Layout region records:
════════════════════
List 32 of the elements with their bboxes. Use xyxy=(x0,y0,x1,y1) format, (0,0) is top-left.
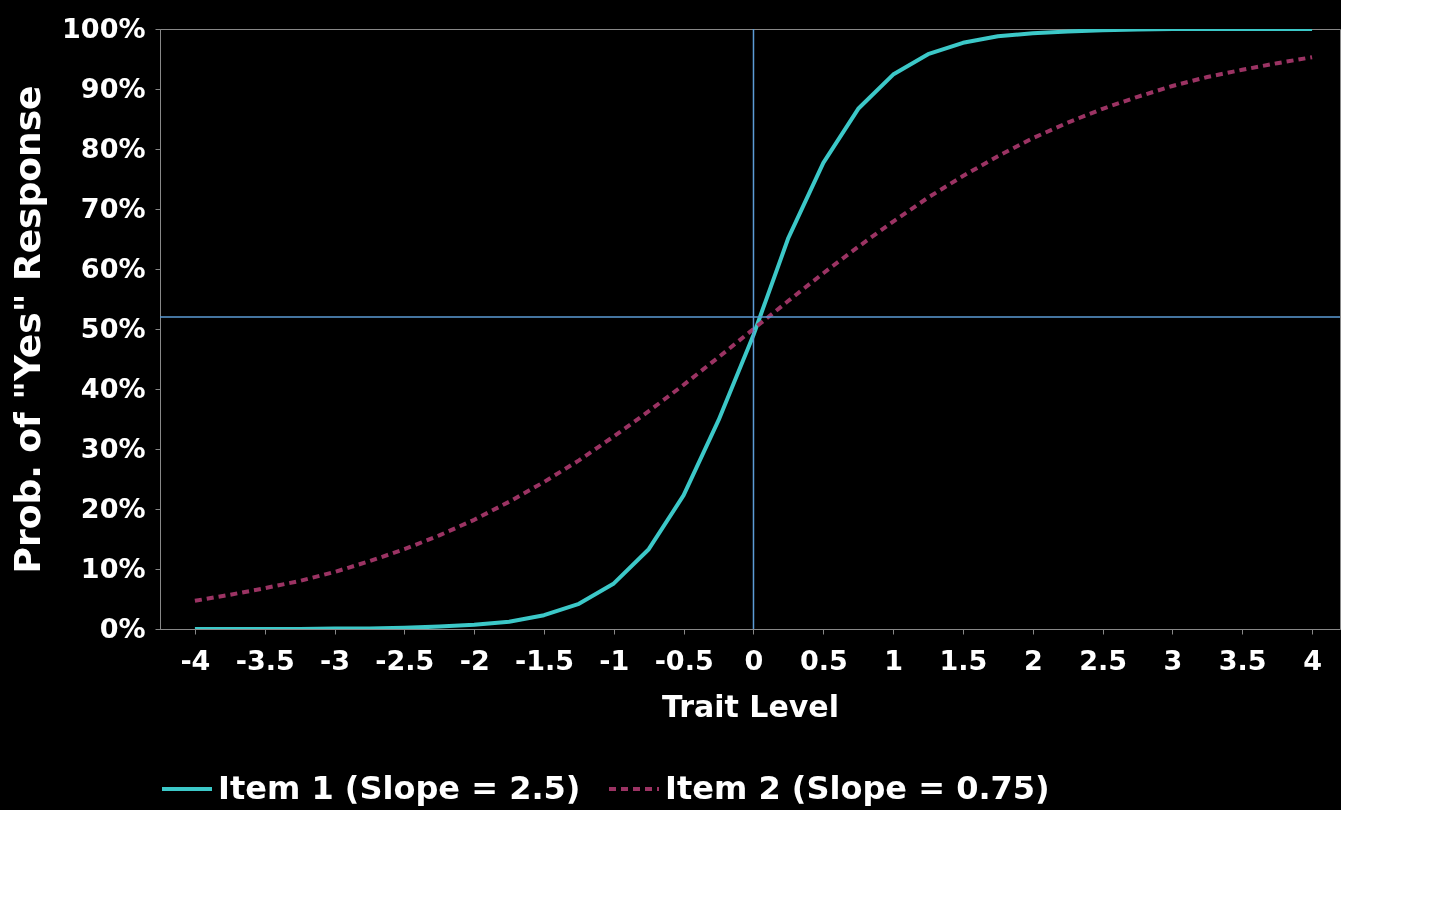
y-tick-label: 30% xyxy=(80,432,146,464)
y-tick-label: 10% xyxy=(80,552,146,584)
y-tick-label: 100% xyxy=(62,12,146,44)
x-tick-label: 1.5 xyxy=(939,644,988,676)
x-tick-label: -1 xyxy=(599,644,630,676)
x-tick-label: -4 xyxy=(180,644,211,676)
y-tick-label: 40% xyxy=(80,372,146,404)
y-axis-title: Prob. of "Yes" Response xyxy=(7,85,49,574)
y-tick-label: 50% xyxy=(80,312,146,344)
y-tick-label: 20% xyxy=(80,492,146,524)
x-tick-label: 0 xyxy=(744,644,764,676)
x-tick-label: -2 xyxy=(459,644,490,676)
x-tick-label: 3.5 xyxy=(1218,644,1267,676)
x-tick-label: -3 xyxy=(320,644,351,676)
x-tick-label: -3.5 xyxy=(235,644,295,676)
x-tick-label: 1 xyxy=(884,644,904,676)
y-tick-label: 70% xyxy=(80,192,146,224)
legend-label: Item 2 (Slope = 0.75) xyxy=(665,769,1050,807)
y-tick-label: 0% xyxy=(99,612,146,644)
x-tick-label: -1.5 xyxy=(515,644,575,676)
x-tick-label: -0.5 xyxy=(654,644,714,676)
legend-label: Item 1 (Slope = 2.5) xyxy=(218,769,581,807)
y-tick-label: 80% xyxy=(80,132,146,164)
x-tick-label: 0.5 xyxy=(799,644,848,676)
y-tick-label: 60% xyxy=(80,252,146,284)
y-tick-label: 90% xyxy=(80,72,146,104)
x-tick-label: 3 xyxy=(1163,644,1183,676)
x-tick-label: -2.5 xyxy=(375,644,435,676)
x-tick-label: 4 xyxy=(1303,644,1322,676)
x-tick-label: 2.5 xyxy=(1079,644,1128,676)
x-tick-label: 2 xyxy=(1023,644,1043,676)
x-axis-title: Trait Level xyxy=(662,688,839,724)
════════════════════
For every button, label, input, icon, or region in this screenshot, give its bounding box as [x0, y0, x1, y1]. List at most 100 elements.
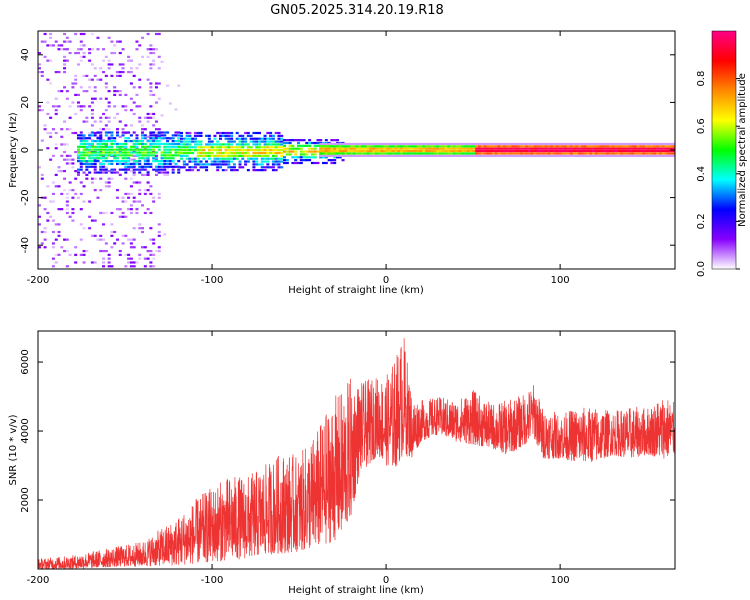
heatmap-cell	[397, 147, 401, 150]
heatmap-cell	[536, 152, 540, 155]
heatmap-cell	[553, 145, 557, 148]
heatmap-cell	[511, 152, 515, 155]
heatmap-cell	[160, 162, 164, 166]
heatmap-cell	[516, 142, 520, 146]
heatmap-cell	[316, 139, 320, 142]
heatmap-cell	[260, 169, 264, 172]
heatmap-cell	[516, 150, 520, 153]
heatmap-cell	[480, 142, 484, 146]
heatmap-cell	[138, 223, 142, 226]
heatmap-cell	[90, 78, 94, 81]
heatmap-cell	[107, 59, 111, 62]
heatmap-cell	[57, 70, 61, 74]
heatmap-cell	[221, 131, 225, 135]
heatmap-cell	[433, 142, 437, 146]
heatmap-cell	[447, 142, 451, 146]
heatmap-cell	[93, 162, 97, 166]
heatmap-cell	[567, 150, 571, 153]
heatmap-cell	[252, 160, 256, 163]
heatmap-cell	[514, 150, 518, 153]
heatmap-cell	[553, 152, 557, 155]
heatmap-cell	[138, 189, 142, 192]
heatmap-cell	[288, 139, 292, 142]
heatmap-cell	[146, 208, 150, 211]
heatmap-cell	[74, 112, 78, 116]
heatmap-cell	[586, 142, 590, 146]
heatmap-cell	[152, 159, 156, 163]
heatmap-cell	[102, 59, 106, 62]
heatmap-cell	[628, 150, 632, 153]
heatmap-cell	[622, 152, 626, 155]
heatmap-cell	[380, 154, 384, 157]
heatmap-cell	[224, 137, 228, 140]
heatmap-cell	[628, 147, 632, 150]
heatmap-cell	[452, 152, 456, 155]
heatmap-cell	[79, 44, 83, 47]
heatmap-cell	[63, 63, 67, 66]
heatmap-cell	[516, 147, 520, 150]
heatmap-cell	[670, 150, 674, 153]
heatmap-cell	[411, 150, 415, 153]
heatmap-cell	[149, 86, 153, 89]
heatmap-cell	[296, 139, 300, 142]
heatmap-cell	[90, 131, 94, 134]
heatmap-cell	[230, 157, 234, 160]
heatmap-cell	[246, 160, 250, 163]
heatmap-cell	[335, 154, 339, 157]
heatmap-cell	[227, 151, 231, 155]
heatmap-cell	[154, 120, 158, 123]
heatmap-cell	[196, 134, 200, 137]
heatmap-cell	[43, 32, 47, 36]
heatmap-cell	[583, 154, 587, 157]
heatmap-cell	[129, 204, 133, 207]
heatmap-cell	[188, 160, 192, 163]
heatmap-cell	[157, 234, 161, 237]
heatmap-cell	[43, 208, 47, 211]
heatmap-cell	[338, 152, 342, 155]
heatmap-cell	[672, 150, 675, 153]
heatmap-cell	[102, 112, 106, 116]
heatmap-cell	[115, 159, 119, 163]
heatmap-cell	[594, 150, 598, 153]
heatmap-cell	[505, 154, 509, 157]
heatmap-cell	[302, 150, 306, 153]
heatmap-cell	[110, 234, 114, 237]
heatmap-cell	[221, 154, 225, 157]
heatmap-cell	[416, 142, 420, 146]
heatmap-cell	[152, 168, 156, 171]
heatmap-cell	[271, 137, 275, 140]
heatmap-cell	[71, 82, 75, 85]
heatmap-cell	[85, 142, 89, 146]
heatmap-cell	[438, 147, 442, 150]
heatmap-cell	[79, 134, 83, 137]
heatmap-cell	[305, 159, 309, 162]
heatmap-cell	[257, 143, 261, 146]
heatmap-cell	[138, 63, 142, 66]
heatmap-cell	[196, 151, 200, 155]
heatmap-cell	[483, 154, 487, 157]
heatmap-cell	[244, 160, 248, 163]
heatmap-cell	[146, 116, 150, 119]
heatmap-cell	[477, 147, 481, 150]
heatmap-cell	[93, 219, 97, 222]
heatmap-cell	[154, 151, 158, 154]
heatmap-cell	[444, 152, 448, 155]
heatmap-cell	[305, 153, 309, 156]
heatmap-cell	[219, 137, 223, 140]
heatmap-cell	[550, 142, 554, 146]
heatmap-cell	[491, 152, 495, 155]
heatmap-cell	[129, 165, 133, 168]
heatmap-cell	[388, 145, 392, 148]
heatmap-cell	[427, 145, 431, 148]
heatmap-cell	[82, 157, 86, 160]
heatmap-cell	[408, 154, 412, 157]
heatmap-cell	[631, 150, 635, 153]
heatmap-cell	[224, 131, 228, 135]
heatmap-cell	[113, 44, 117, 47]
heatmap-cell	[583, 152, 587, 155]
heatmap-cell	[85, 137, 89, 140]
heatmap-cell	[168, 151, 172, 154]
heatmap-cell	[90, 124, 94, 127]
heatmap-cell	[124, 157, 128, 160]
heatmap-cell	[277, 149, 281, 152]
════════════════════
Convert the part of the material that opens with the line containing "147, 401, 150]" and closes with the line containing "59, 111, 62]" into a JSON list of strings, one string per line.

### ANSWER
[
  "heatmap-cell\t[397, 147, 401, 150]",
  "heatmap-cell\t[536, 152, 540, 155]",
  "heatmap-cell\t[553, 145, 557, 148]",
  "heatmap-cell\t[511, 152, 515, 155]",
  "heatmap-cell\t[160, 162, 164, 166]",
  "heatmap-cell\t[516, 142, 520, 146]",
  "heatmap-cell\t[316, 139, 320, 142]",
  "heatmap-cell\t[260, 169, 264, 172]",
  "heatmap-cell\t[516, 150, 520, 153]",
  "heatmap-cell\t[480, 142, 484, 146]",
  "heatmap-cell\t[138, 223, 142, 226]",
  "heatmap-cell\t[90, 78, 94, 81]",
  "heatmap-cell\t[107, 59, 111, 62]"
]